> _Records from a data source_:
--

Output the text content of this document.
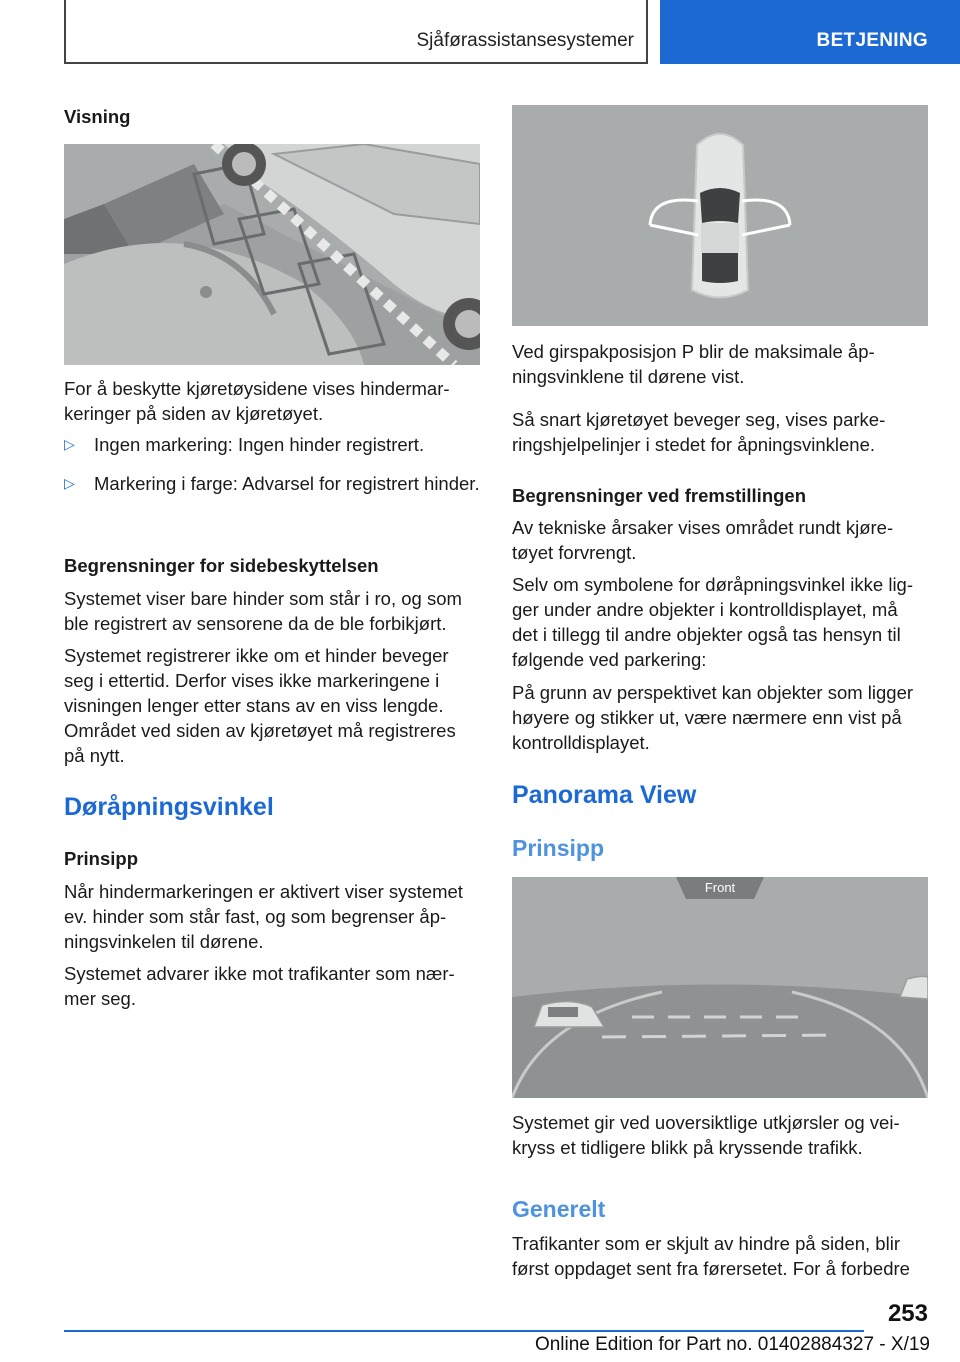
Sjåførassistansesystemer	BETJENING
Visning

For å beskytte kjøretøysidene vises hindermarkeringer på siden av kjøretøyet.

▷ Ingen markering: Ingen hinder registrert.
▷ Markering i farge: Advarsel for registrert hinder.
Begrensninger for sidebeskyttelsen

Systemet viser bare hinder som står i ro, og som ble registrert av sensorene da de ble forbikjørt.

Systemet registrerer ikke om et hinder beveger seg i ettertid. Derfor vises ikke markeringene i visningen lenger etter stans av en viss lengde. Området ved siden av kjøretøyet må registreres på nytt.

Døråpningsvinkel
Prinsipp

Når hindermarkeringen er aktivert viser systemet ev. hinder som står fast, og som begrenser åpningsvinkelen til dørene.

Systemet advarer ikke mot trafikanter som nærmer seg.

Ved girspakposisjon P blir de maksimale åpningsvinklene til dørene vist.

Så snart kjøretøyet beveger seg, vises parkeringshjelpelinjer i stedet for åpningsvinklene.

Begrensninger ved fremstillingen

Av tekniske årsaker vises området rundt kjøretøyet forvrengt.

Selv om symbolene for døråpningsvinkel ikke ligger under andre objekter i kontrolldisplayet, må det i tillegg til andre objekter også tas hensyn til følgende ved parkering:

På grunn av perspektivet kan objekter som ligger høyere og stikker ut, være nærmere enn vist på kontrolldisplayet.

Panorama View
Prinsipp
Front

Systemet gir ved uoversiktlige utkjørsler og veikryss et tidligere blikk på kryssende trafikk.

Generelt

Trafikanter som er skjult av hindre på siden, blir først oppdaget sent fra førersetet. For å forbedre

253
Online Edition for Part no. 01402884327 - X/19
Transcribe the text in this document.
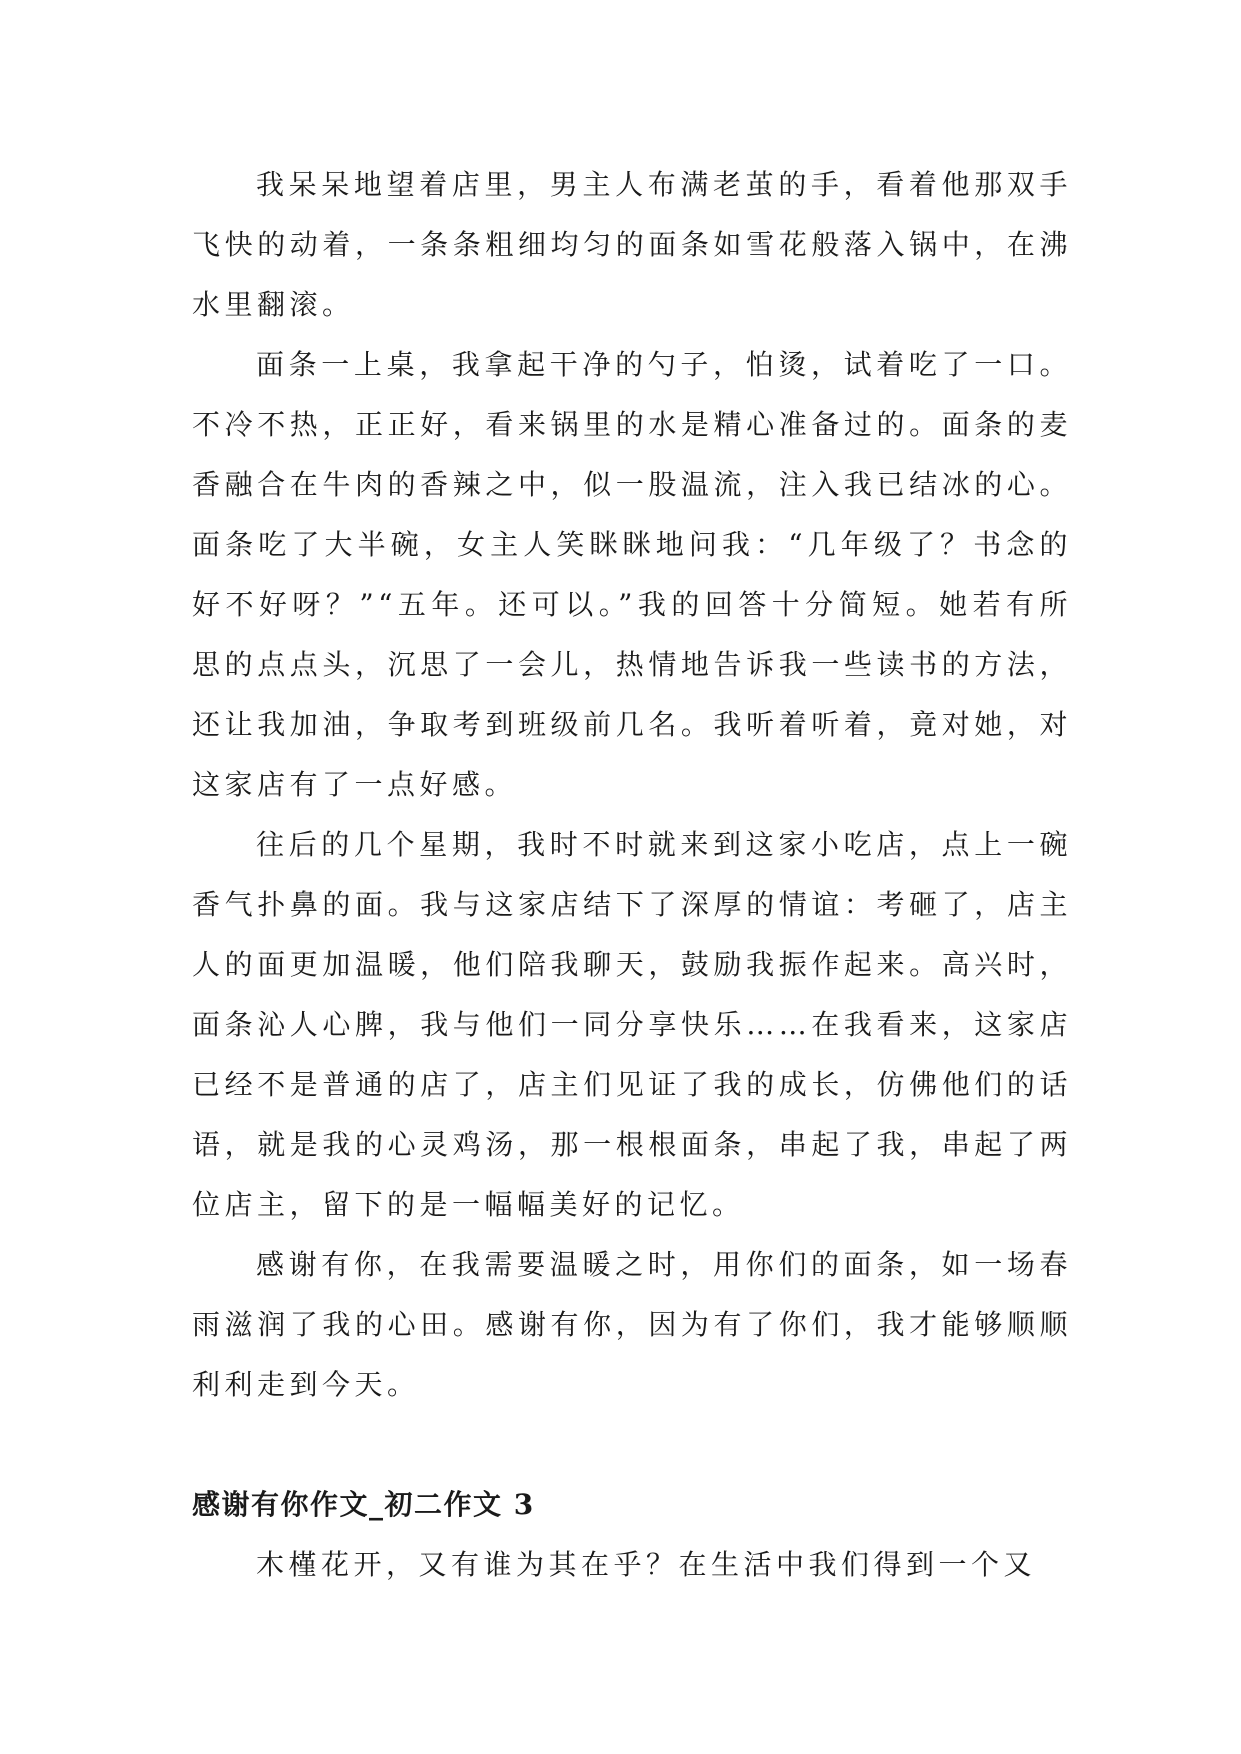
我呆呆地望着店里，男主人布满老茧的手，看着他那双手飞快的动着，一条条粗细均匀的面条如雪花般落入锅中，在沸水里翻滚。

面条一上桌，我拿起干净的勺子，怕烫，试着吃了一口。不冷不热，正正好，看来锅里的水是精心准备过的。面条的麦香融合在牛肉的香辣之中，似一股温流，注入我已结冰的心。面条吃了大半碗，女主人笑眯眯地问我：“几年级了？书念的好不好呀？”“五年。还可以。”我的回答十分简短。她若有所思的点点头，沉思了一会儿，热情地告诉我一些读书的方法，还让我加油，争取考到班级前几名。我听着听着，竟对她，对这家店有了一点好感。

往后的几个星期，我时不时就来到这家小吃店，点上一碗香气扑鼻的面。我与这家店结下了深厚的情谊：考砸了，店主人的面更加温暖，他们陪我聊天，鼓励我振作起来。高兴时，面条沁人心脾，我与他们一同分享快乐……在我看来，这家店已经不是普通的店了，店主们见证了我的成长，仿佛他们的话语，就是我的心灵鸡汤，那一根根面条，串起了我，串起了两位店主，留下的是一幅幅美好的记忆。

感谢有你，在我需要温暖之时，用你们的面条，如一场春雨滋润了我的心田。感谢有你，因为有了你们，我才能够顺顺利利走到今天。

感谢有你作文_初二作文 3

木槿花开，又有谁为其在乎？在生活中我们得到一个又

--

> _Given task_: Search the preceding listing for the word "document" and pull out every line that holds it.

> _Answer below_:
Output the text content of this document.
Transcribe the text in this document.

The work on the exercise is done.